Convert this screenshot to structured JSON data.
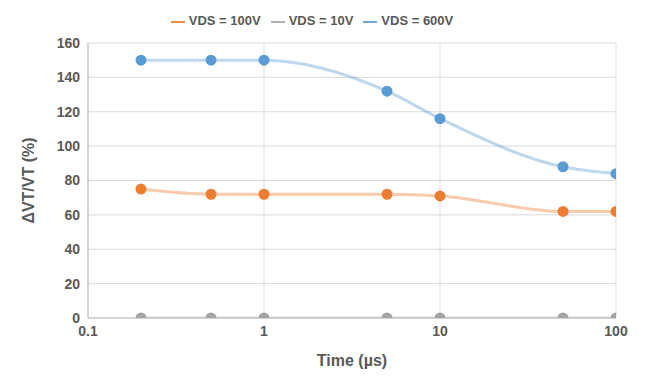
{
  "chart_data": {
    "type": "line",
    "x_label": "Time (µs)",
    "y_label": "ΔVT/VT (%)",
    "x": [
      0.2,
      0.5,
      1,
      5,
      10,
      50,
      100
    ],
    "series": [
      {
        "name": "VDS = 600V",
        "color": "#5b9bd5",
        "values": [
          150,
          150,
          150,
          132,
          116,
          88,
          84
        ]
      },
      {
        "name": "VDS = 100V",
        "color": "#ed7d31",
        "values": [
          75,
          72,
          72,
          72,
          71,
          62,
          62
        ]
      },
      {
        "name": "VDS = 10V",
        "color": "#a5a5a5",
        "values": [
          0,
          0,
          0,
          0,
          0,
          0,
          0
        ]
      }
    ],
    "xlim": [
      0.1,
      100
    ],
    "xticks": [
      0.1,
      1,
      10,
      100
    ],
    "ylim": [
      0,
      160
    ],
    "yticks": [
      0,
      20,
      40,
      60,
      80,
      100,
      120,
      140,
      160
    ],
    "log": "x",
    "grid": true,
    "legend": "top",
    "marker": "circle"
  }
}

Job: Find the count of lines in the data above where the string "color" occurs. Provide that number alone.

Completed task: 3